### Input rows

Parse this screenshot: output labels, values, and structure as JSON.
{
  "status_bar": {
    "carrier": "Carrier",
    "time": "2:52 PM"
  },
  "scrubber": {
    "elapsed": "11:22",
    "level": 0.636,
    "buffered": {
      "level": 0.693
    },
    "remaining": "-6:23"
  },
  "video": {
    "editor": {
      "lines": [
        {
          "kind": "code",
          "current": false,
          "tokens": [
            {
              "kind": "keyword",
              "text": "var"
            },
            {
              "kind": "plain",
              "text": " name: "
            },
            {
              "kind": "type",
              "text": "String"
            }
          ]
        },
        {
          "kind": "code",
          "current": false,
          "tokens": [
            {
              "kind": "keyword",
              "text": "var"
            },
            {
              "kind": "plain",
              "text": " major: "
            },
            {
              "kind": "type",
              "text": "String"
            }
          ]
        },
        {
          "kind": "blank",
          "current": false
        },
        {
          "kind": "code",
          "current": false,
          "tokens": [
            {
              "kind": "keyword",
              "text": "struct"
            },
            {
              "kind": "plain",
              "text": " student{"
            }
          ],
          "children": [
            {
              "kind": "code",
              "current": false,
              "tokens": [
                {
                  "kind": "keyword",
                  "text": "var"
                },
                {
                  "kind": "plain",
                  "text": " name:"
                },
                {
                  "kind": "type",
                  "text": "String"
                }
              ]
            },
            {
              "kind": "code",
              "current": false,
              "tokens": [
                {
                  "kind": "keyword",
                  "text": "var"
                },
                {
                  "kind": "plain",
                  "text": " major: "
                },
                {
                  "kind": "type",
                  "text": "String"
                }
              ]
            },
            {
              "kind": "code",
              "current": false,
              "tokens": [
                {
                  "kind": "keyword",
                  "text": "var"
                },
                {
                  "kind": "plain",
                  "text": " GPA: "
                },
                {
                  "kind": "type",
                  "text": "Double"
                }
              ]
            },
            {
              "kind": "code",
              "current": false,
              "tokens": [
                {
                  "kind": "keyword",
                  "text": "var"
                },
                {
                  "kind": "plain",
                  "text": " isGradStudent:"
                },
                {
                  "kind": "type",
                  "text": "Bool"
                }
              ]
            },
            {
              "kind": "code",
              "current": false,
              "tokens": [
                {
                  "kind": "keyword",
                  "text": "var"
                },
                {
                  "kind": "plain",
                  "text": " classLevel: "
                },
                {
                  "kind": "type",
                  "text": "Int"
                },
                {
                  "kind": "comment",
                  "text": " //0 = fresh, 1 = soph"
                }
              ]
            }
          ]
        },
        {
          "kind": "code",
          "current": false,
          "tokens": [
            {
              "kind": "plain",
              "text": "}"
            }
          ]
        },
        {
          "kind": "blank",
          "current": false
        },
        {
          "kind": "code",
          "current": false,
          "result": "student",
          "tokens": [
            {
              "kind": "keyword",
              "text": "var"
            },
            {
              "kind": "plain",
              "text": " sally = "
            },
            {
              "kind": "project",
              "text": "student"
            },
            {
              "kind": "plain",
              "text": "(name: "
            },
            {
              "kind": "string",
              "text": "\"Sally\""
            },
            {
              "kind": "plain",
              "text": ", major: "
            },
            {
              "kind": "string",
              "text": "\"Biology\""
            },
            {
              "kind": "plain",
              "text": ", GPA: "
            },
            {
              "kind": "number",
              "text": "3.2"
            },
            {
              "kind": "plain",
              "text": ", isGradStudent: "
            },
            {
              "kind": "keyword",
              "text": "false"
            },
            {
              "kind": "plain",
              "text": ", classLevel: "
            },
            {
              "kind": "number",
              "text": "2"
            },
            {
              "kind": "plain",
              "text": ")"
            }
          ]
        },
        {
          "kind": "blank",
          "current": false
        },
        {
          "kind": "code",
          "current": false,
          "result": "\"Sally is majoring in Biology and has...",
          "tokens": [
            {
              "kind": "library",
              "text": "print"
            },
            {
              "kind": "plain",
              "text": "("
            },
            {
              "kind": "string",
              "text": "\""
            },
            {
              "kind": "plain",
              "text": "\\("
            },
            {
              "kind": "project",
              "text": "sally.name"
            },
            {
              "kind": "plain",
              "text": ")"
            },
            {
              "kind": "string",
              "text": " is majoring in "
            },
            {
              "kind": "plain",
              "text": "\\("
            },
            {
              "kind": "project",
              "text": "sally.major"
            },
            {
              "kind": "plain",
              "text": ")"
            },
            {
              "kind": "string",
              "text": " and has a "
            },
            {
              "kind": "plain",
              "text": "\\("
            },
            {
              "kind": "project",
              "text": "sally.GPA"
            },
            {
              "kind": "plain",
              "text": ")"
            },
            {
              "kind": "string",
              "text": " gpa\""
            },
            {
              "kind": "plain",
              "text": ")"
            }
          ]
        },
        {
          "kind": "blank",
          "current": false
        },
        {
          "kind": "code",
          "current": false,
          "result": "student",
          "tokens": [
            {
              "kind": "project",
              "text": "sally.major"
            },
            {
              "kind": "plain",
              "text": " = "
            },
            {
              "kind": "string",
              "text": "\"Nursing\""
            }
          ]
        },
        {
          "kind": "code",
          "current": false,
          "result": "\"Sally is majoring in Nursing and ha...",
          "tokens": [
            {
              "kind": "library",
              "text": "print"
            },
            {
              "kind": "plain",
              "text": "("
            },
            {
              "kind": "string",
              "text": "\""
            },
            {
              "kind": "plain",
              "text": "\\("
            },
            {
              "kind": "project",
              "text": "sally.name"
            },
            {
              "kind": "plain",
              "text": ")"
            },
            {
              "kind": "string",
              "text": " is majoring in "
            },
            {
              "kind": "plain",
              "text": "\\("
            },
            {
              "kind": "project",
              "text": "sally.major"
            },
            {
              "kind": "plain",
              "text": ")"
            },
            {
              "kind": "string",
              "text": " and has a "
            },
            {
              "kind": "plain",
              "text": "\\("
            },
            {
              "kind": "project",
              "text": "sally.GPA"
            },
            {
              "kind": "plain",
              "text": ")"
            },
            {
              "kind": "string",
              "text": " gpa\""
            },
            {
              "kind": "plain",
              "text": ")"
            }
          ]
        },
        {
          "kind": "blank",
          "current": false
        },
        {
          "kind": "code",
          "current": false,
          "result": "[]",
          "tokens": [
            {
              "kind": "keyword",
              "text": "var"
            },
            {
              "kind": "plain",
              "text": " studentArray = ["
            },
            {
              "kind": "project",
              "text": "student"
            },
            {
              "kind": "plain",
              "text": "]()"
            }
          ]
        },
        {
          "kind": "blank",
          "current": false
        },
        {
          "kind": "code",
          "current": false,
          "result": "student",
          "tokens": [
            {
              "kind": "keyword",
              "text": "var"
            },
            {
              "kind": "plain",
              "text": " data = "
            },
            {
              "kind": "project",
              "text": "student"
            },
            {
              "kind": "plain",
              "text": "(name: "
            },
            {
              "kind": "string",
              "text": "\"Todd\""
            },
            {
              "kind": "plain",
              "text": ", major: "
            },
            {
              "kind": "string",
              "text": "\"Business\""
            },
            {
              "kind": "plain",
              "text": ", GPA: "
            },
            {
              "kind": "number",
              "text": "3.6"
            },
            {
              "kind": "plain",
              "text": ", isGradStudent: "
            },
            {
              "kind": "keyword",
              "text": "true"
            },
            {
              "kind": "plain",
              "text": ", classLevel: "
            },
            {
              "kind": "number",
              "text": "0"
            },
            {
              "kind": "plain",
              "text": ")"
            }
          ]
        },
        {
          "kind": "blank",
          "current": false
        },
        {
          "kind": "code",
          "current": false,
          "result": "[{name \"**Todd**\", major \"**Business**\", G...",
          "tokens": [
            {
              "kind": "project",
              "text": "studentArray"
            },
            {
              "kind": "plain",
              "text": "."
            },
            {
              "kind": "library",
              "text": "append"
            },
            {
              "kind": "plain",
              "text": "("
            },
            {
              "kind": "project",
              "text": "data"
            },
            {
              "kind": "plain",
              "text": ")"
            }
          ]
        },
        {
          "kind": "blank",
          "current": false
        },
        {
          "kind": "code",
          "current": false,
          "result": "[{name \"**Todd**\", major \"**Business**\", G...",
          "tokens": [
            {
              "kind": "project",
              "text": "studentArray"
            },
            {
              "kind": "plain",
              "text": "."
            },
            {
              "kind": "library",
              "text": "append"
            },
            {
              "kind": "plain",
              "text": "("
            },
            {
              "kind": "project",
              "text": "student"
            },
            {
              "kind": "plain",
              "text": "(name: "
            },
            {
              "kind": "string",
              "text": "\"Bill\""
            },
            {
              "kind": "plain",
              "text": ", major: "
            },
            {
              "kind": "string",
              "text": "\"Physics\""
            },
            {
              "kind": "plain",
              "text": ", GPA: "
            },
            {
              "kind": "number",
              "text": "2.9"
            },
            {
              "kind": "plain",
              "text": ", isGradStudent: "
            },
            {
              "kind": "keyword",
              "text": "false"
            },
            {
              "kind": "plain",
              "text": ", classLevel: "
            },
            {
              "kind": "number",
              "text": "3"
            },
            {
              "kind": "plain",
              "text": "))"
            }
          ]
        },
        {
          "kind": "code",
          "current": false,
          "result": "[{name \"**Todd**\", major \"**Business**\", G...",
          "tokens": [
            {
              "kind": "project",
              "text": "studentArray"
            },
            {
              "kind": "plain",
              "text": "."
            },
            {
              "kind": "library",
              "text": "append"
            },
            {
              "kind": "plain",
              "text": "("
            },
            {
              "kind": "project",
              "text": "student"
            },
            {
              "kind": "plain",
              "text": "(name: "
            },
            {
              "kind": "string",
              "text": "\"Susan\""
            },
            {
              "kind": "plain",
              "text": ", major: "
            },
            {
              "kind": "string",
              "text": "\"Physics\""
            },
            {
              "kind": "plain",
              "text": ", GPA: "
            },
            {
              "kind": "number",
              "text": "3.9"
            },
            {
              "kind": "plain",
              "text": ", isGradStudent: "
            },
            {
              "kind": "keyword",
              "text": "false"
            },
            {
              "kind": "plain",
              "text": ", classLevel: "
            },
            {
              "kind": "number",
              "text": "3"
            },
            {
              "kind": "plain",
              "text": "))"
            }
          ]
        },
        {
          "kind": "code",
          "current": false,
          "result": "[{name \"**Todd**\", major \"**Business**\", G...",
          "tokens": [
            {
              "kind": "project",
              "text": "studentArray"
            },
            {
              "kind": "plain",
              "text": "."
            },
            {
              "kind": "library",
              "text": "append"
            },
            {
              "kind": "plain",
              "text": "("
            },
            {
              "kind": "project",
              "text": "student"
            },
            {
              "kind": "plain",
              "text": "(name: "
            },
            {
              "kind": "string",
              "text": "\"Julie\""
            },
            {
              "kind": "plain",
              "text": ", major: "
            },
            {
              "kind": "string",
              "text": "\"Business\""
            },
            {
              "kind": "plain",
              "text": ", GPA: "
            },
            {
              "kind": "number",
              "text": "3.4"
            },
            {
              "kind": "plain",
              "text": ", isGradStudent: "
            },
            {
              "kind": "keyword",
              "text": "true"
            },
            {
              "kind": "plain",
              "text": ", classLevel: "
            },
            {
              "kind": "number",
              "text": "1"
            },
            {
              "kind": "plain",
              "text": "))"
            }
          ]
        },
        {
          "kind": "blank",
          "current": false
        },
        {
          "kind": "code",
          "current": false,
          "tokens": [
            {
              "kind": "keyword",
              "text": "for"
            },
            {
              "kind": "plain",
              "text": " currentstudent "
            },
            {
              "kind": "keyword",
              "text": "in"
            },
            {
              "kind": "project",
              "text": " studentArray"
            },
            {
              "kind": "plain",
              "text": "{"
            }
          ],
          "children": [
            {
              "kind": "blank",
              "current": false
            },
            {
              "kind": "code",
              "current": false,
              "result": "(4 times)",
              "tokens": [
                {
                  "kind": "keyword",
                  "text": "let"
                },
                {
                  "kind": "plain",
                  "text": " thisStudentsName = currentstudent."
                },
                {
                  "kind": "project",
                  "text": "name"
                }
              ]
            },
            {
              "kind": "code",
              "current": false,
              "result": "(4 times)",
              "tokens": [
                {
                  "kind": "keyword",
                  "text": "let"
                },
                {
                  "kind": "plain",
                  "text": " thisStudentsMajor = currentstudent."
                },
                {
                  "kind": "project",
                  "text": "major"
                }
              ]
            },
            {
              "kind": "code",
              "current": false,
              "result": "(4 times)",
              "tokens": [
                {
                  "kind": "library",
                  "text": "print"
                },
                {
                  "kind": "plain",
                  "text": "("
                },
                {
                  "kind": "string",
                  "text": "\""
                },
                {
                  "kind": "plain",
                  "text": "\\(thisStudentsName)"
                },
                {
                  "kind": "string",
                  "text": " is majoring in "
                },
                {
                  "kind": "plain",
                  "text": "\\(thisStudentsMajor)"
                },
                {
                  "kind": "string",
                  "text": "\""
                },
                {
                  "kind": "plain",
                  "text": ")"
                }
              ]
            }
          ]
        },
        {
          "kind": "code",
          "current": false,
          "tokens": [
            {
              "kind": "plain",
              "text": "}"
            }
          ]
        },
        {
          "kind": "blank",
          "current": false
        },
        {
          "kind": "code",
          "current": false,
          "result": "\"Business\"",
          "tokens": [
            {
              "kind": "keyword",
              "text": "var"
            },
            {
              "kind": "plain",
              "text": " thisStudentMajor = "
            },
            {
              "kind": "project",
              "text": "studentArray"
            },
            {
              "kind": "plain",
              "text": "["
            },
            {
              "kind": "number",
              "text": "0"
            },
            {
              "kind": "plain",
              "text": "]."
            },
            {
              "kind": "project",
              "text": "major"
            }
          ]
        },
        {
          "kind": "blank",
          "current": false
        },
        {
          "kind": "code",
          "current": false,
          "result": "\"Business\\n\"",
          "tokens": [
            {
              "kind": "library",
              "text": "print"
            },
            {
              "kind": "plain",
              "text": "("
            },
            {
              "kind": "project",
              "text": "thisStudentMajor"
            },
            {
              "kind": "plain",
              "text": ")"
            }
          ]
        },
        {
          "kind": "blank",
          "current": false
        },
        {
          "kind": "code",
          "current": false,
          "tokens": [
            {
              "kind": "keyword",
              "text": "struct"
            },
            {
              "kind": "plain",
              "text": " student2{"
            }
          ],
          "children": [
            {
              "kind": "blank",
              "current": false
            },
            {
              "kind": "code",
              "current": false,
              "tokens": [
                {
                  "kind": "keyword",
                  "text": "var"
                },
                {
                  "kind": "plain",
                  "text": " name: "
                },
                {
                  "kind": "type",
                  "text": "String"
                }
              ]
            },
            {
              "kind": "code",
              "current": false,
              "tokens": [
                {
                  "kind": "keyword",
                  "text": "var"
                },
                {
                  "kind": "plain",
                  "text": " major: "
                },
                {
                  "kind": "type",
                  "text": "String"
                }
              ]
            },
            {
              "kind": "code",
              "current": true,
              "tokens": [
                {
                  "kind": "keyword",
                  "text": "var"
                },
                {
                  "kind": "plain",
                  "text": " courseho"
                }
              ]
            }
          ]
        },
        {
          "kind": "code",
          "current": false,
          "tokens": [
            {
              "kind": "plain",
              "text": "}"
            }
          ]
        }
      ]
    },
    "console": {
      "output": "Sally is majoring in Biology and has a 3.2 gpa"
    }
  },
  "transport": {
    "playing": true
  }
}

######

Exercise » In the lines above, locate the string "output". Copy every line where it occurs.

Solution below »
Parse this screenshot: output labels, values, and structure as JSON.
      "output": "Sally is majoring in Biology and has a 3.2 gpa"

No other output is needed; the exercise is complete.